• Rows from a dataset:
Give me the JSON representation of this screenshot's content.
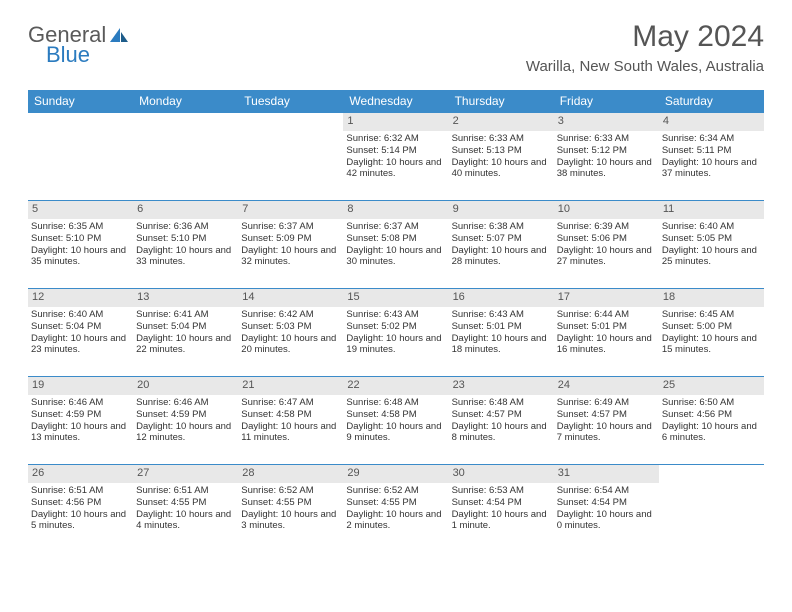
{
  "logo": {
    "text1": "General",
    "text2": "Blue"
  },
  "header": {
    "month": "May 2024",
    "location": "Warilla, New South Wales, Australia"
  },
  "colors": {
    "headerBlue": "#3b8bc9",
    "dayBg": "#e8e8e8",
    "logoBlue": "#2b7bbf"
  },
  "dayNames": [
    "Sunday",
    "Monday",
    "Tuesday",
    "Wednesday",
    "Thursday",
    "Friday",
    "Saturday"
  ],
  "firstWeekday": 3,
  "daysInMonth": 31,
  "days": {
    "1": {
      "sunrise": "6:32 AM",
      "sunset": "5:14 PM",
      "daylight": "10 hours and 42 minutes."
    },
    "2": {
      "sunrise": "6:33 AM",
      "sunset": "5:13 PM",
      "daylight": "10 hours and 40 minutes."
    },
    "3": {
      "sunrise": "6:33 AM",
      "sunset": "5:12 PM",
      "daylight": "10 hours and 38 minutes."
    },
    "4": {
      "sunrise": "6:34 AM",
      "sunset": "5:11 PM",
      "daylight": "10 hours and 37 minutes."
    },
    "5": {
      "sunrise": "6:35 AM",
      "sunset": "5:10 PM",
      "daylight": "10 hours and 35 minutes."
    },
    "6": {
      "sunrise": "6:36 AM",
      "sunset": "5:10 PM",
      "daylight": "10 hours and 33 minutes."
    },
    "7": {
      "sunrise": "6:37 AM",
      "sunset": "5:09 PM",
      "daylight": "10 hours and 32 minutes."
    },
    "8": {
      "sunrise": "6:37 AM",
      "sunset": "5:08 PM",
      "daylight": "10 hours and 30 minutes."
    },
    "9": {
      "sunrise": "6:38 AM",
      "sunset": "5:07 PM",
      "daylight": "10 hours and 28 minutes."
    },
    "10": {
      "sunrise": "6:39 AM",
      "sunset": "5:06 PM",
      "daylight": "10 hours and 27 minutes."
    },
    "11": {
      "sunrise": "6:40 AM",
      "sunset": "5:05 PM",
      "daylight": "10 hours and 25 minutes."
    },
    "12": {
      "sunrise": "6:40 AM",
      "sunset": "5:04 PM",
      "daylight": "10 hours and 23 minutes."
    },
    "13": {
      "sunrise": "6:41 AM",
      "sunset": "5:04 PM",
      "daylight": "10 hours and 22 minutes."
    },
    "14": {
      "sunrise": "6:42 AM",
      "sunset": "5:03 PM",
      "daylight": "10 hours and 20 minutes."
    },
    "15": {
      "sunrise": "6:43 AM",
      "sunset": "5:02 PM",
      "daylight": "10 hours and 19 minutes."
    },
    "16": {
      "sunrise": "6:43 AM",
      "sunset": "5:01 PM",
      "daylight": "10 hours and 18 minutes."
    },
    "17": {
      "sunrise": "6:44 AM",
      "sunset": "5:01 PM",
      "daylight": "10 hours and 16 minutes."
    },
    "18": {
      "sunrise": "6:45 AM",
      "sunset": "5:00 PM",
      "daylight": "10 hours and 15 minutes."
    },
    "19": {
      "sunrise": "6:46 AM",
      "sunset": "4:59 PM",
      "daylight": "10 hours and 13 minutes."
    },
    "20": {
      "sunrise": "6:46 AM",
      "sunset": "4:59 PM",
      "daylight": "10 hours and 12 minutes."
    },
    "21": {
      "sunrise": "6:47 AM",
      "sunset": "4:58 PM",
      "daylight": "10 hours and 11 minutes."
    },
    "22": {
      "sunrise": "6:48 AM",
      "sunset": "4:58 PM",
      "daylight": "10 hours and 9 minutes."
    },
    "23": {
      "sunrise": "6:48 AM",
      "sunset": "4:57 PM",
      "daylight": "10 hours and 8 minutes."
    },
    "24": {
      "sunrise": "6:49 AM",
      "sunset": "4:57 PM",
      "daylight": "10 hours and 7 minutes."
    },
    "25": {
      "sunrise": "6:50 AM",
      "sunset": "4:56 PM",
      "daylight": "10 hours and 6 minutes."
    },
    "26": {
      "sunrise": "6:51 AM",
      "sunset": "4:56 PM",
      "daylight": "10 hours and 5 minutes."
    },
    "27": {
      "sunrise": "6:51 AM",
      "sunset": "4:55 PM",
      "daylight": "10 hours and 4 minutes."
    },
    "28": {
      "sunrise": "6:52 AM",
      "sunset": "4:55 PM",
      "daylight": "10 hours and 3 minutes."
    },
    "29": {
      "sunrise": "6:52 AM",
      "sunset": "4:55 PM",
      "daylight": "10 hours and 2 minutes."
    },
    "30": {
      "sunrise": "6:53 AM",
      "sunset": "4:54 PM",
      "daylight": "10 hours and 1 minute."
    },
    "31": {
      "sunrise": "6:54 AM",
      "sunset": "4:54 PM",
      "daylight": "10 hours and 0 minutes."
    }
  },
  "labels": {
    "sunrise": "Sunrise: ",
    "sunset": "Sunset: ",
    "daylight": "Daylight: "
  }
}
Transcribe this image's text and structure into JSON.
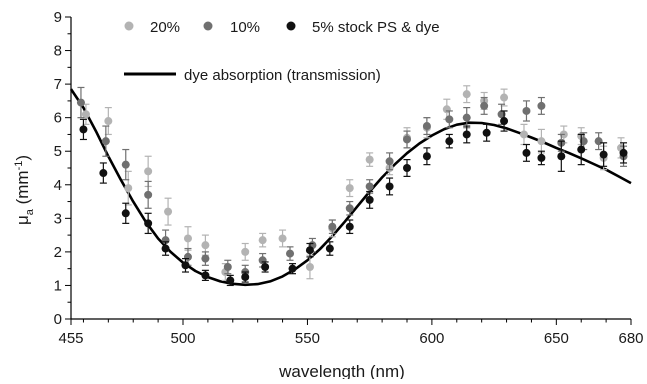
{
  "chart_data": {
    "type": "scatter",
    "xlabel": "wavelength (nm)",
    "ylabel": "μa (mm⁻¹)",
    "ylabel_main": "μ",
    "ylabel_sub": "a",
    "ylabel_unit_open": " (mm",
    "ylabel_unit_sup": "-1",
    "ylabel_unit_close": ")",
    "xlim": [
      455,
      680
    ],
    "ylim": [
      0,
      9
    ],
    "x_ticks": [
      455,
      500,
      550,
      600,
      650,
      680
    ],
    "y_ticks": [
      0,
      1,
      2,
      3,
      4,
      5,
      6,
      7,
      8,
      9
    ],
    "grid": false,
    "legend": {
      "placement": "top-left",
      "entries": [
        "20%",
        "10%",
        "5% stock PS & dye",
        "dye absorption (transmission)"
      ]
    },
    "series": [
      {
        "name": "20%",
        "kind": "points",
        "color": "#b3b3b3",
        "x": [
          461,
          470,
          478,
          486,
          494,
          502,
          509,
          517,
          525,
          532,
          540,
          551,
          560,
          567,
          575,
          583,
          590,
          598,
          606,
          614,
          621,
          629,
          637,
          644,
          653,
          660,
          669,
          676
        ],
        "y": [
          6.1,
          5.9,
          3.9,
          4.4,
          3.2,
          2.4,
          2.2,
          1.4,
          2.0,
          2.35,
          2.4,
          1.55,
          2.7,
          3.9,
          4.75,
          4.5,
          5.4,
          5.7,
          6.25,
          6.7,
          6.5,
          6.6,
          5.5,
          5.3,
          5.5,
          5.45,
          4.8,
          5.1
        ],
        "err": [
          0.3,
          0.4,
          0.5,
          0.45,
          0.4,
          0.35,
          0.3,
          0.25,
          0.25,
          0.2,
          0.25,
          0.35,
          0.25,
          0.25,
          0.2,
          0.2,
          0.3,
          0.3,
          0.3,
          0.25,
          0.25,
          0.25,
          0.3,
          0.35,
          0.25,
          0.25,
          0.35,
          0.3
        ]
      },
      {
        "name": "10%",
        "kind": "points",
        "color": "#707070",
        "x": [
          459,
          469,
          477,
          486,
          493,
          502,
          509,
          518,
          525,
          532,
          543,
          552,
          560,
          567,
          575,
          583,
          590,
          598,
          607,
          614,
          621,
          628,
          638,
          644,
          652,
          661,
          667,
          677
        ],
        "y": [
          6.45,
          5.3,
          4.6,
          3.7,
          2.35,
          1.85,
          1.8,
          1.55,
          1.4,
          1.75,
          1.95,
          2.2,
          2.75,
          3.3,
          3.95,
          4.7,
          5.35,
          5.75,
          5.95,
          6.0,
          6.35,
          6.1,
          6.2,
          6.35,
          5.25,
          5.3,
          5.3,
          4.85
        ],
        "err": [
          0.45,
          0.45,
          0.45,
          0.4,
          0.3,
          0.25,
          0.2,
          0.2,
          0.2,
          0.2,
          0.2,
          0.2,
          0.2,
          0.2,
          0.2,
          0.25,
          0.25,
          0.25,
          0.25,
          0.3,
          0.25,
          0.3,
          0.3,
          0.25,
          0.25,
          0.25,
          0.25,
          0.3
        ]
      },
      {
        "name": "5% stock PS & dye",
        "kind": "points",
        "color": "#111111",
        "x": [
          460,
          468,
          477,
          486,
          493,
          501,
          509,
          519,
          525,
          533,
          544,
          551,
          559,
          567,
          575,
          583,
          590,
          598,
          607,
          614,
          622,
          629,
          638,
          644,
          652,
          660,
          669,
          677
        ],
        "y": [
          5.65,
          4.35,
          3.15,
          2.85,
          2.1,
          1.6,
          1.3,
          1.15,
          1.25,
          1.55,
          1.5,
          2.05,
          2.1,
          2.75,
          3.55,
          3.95,
          4.5,
          4.85,
          5.3,
          5.5,
          5.55,
          5.9,
          4.95,
          4.8,
          4.85,
          5.05,
          4.9,
          4.95
        ],
        "err": [
          0.3,
          0.3,
          0.3,
          0.3,
          0.2,
          0.2,
          0.15,
          0.15,
          0.15,
          0.15,
          0.15,
          0.2,
          0.2,
          0.2,
          0.25,
          0.25,
          0.25,
          0.25,
          0.2,
          0.25,
          0.25,
          0.3,
          0.25,
          0.2,
          0.45,
          0.45,
          0.35,
          0.3
        ]
      },
      {
        "name": "dye absorption (transmission)",
        "kind": "line",
        "color": "#000000",
        "x": [
          455,
          460,
          465,
          470,
          475,
          480,
          485,
          490,
          495,
          500,
          505,
          510,
          515,
          520,
          525,
          530,
          535,
          540,
          545,
          550,
          555,
          560,
          565,
          570,
          575,
          580,
          585,
          590,
          595,
          600,
          605,
          610,
          615,
          620,
          625,
          630,
          635,
          640,
          645,
          650,
          655,
          660,
          665,
          670,
          675,
          680
        ],
        "y": [
          6.85,
          6.3,
          5.6,
          4.85,
          4.15,
          3.5,
          2.9,
          2.4,
          2.0,
          1.68,
          1.43,
          1.25,
          1.12,
          1.05,
          1.02,
          1.04,
          1.12,
          1.27,
          1.48,
          1.75,
          2.08,
          2.47,
          2.9,
          3.35,
          3.8,
          4.22,
          4.6,
          4.94,
          5.23,
          5.47,
          5.66,
          5.79,
          5.85,
          5.84,
          5.78,
          5.68,
          5.55,
          5.41,
          5.26,
          5.1,
          4.95,
          4.79,
          4.62,
          4.45,
          4.25,
          4.05
        ]
      }
    ]
  }
}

• What is required: Go through the material above and copy each line that has the word "transmission".

• Answer to this task:
        "dye absorption (transmission)"
        "name": "dye absorption (transmission)",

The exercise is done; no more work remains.